-- EXERCISE GOAL --
Return the material word for word. Do not include pictures.

(A block of data)
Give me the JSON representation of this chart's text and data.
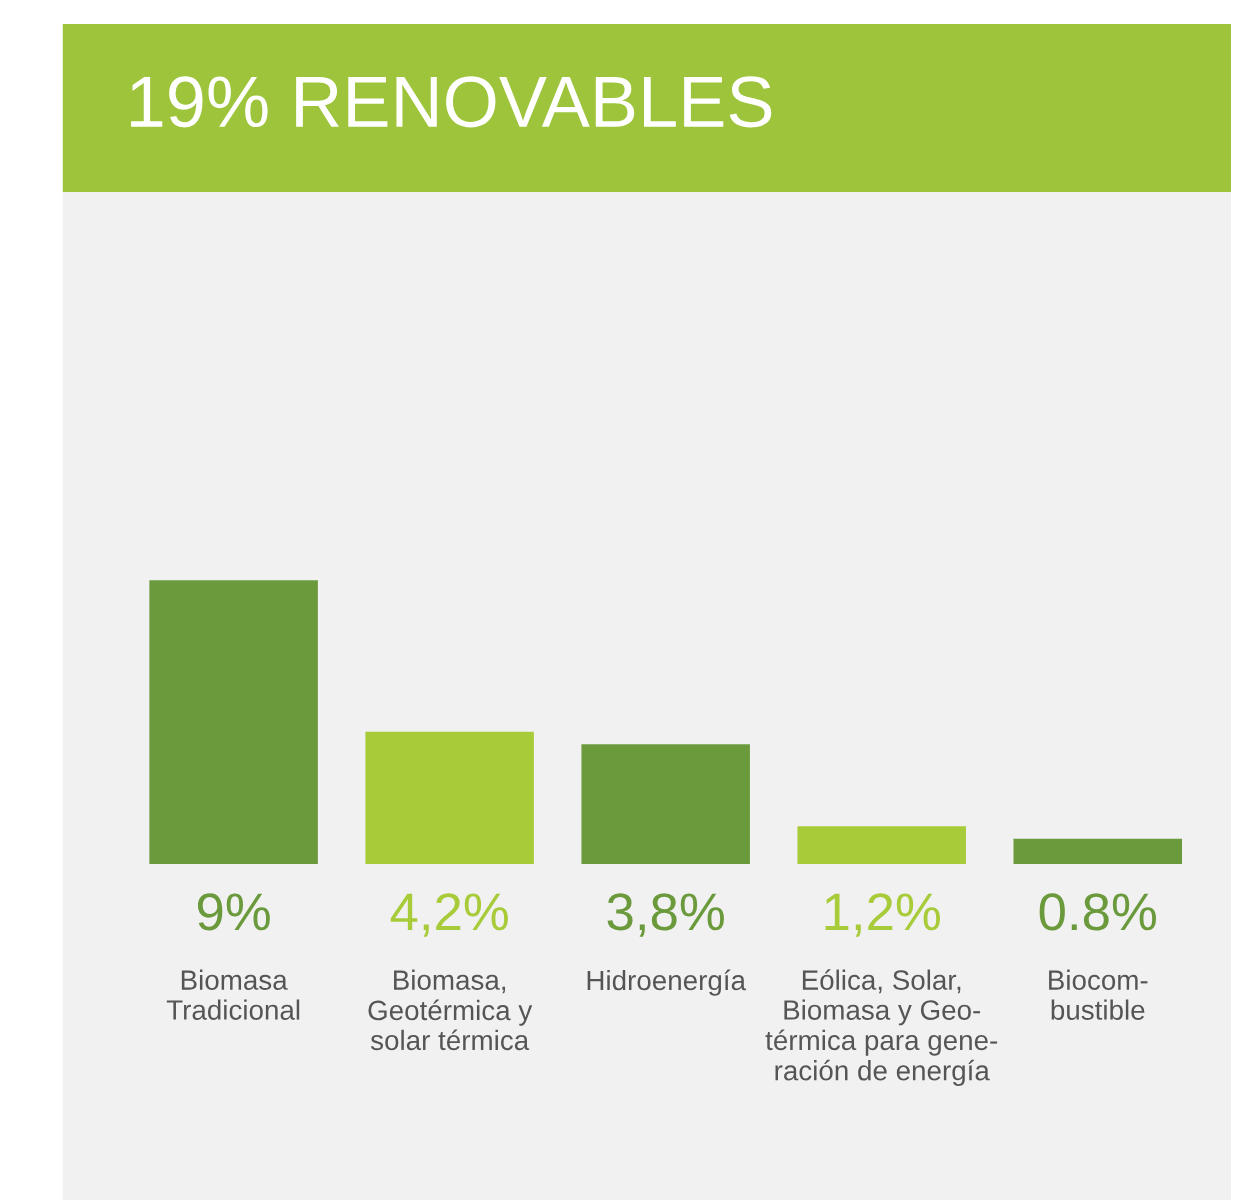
{
  "chart_data": {
    "type": "bar",
    "title": "19% RENOVABLES",
    "categories": [
      "Biomasa\nTradicional",
      "Biomasa,\nGeotérmica y\nsolar térmica",
      "Hidroenergía",
      "Eólica, Solar,\nBiomasa y Geo-\ntérmica para gene-\nración de energía",
      "Biocom-\nbustible"
    ],
    "values": [
      9,
      4.2,
      3.8,
      1.2,
      0.8
    ],
    "colors": [
      "#6b9a3c",
      "#a8cb3a",
      "#6b9a3c",
      "#a8cb3a",
      "#6b9a3c"
    ],
    "value_labels": [
      "9%",
      "4,2%",
      "3,8%",
      "1,2%",
      "0.8%"
    ],
    "grid": false,
    "legend": false
  }
}
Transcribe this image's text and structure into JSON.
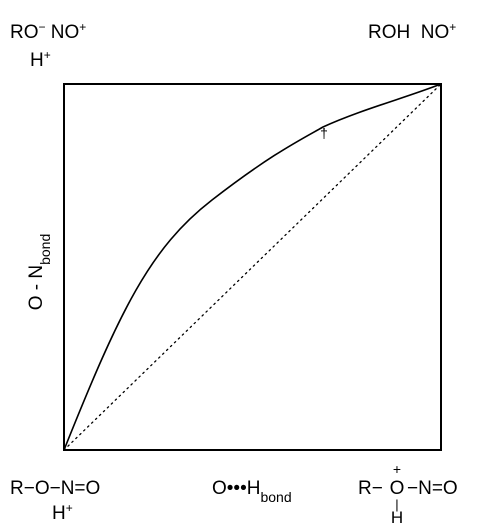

-- FINISHED ANSWER --
Give me the JSON representation of this chart's text and data.
{
  "chart_data": {
    "type": "bar",
    "title": "19% RENOVABLES",
    "categories": [
      "Biomasa\nTradicional",
      "Biomasa,\nGeotérmica y\nsolar térmica",
      "Hidroenergía",
      "Eólica, Solar,\nBiomasa y Geo-\ntérmica para gene-\nración de energía",
      "Biocom-\nbustible"
    ],
    "values": [
      9,
      4.2,
      3.8,
      1.2,
      0.8
    ],
    "colors": [
      "#6b9a3c",
      "#a8cb3a",
      "#6b9a3c",
      "#a8cb3a",
      "#6b9a3c"
    ],
    "value_labels": [
      "9%",
      "4,2%",
      "3,8%",
      "1,2%",
      "0.8%"
    ],
    "grid": false,
    "legend": false
  }
}
Transcribe this image's text and structure into JSON.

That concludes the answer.